▸ **Task to carry out**:
Which lines hold the word "Delaunay"? Copy each of them from the material.

▸ **Records for the exercise**:
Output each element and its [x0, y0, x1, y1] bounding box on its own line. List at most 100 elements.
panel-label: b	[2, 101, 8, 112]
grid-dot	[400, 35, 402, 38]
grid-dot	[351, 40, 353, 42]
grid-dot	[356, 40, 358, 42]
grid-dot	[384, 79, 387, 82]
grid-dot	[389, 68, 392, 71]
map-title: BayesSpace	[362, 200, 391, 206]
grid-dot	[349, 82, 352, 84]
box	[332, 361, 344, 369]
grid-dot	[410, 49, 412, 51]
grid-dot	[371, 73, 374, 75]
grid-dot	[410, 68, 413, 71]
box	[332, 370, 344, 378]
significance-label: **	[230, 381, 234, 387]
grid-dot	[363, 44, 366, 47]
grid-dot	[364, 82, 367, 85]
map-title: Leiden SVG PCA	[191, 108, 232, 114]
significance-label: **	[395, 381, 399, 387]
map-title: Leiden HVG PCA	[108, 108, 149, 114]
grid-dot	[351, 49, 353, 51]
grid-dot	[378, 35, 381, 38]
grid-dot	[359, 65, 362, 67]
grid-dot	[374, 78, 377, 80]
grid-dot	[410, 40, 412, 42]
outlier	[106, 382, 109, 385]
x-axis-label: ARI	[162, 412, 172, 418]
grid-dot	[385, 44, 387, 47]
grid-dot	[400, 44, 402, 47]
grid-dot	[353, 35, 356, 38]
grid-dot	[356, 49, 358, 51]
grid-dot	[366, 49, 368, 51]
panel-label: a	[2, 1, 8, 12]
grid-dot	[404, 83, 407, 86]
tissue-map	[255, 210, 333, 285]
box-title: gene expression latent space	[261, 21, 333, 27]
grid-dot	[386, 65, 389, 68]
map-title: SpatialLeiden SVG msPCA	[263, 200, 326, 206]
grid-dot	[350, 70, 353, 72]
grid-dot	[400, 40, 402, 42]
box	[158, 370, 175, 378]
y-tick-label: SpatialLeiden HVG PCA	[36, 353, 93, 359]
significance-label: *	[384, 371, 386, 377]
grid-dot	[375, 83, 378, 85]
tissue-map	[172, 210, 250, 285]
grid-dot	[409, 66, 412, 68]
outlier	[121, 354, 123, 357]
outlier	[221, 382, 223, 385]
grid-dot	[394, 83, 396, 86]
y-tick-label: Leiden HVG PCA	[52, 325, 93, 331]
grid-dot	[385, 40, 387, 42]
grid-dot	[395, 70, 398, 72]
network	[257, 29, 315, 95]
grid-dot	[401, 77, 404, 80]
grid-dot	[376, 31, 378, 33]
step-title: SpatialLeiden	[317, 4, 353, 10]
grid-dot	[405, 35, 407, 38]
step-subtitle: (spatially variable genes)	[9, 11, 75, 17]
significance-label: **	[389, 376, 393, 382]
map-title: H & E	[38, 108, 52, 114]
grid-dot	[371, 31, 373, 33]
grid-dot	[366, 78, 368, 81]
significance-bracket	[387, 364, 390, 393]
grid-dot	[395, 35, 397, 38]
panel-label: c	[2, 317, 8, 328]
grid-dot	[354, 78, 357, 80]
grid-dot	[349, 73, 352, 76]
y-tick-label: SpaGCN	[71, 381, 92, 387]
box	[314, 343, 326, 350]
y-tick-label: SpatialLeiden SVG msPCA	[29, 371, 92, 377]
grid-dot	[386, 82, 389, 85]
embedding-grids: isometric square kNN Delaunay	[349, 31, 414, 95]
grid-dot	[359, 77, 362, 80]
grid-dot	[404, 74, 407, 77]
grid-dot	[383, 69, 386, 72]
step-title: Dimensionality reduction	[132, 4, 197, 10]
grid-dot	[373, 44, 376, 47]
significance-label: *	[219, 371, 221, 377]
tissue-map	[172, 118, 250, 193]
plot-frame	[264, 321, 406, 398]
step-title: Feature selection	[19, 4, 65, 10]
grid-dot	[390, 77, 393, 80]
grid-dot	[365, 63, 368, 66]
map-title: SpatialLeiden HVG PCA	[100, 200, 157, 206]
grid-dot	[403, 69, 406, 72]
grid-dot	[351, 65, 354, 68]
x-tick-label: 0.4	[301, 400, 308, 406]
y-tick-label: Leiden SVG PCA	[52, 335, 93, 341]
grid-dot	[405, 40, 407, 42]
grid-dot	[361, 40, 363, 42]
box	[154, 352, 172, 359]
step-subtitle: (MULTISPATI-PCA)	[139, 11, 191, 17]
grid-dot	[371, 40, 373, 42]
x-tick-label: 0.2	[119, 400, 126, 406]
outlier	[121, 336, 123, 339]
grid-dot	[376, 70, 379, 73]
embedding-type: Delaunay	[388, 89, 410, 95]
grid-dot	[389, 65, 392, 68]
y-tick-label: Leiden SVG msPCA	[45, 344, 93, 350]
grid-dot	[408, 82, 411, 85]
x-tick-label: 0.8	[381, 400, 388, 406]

▸ **Solution**:
embedding-grids: isometric square kNN Delaunay	[349, 31, 414, 95]
embedding-type: Delaunay	[388, 89, 410, 95]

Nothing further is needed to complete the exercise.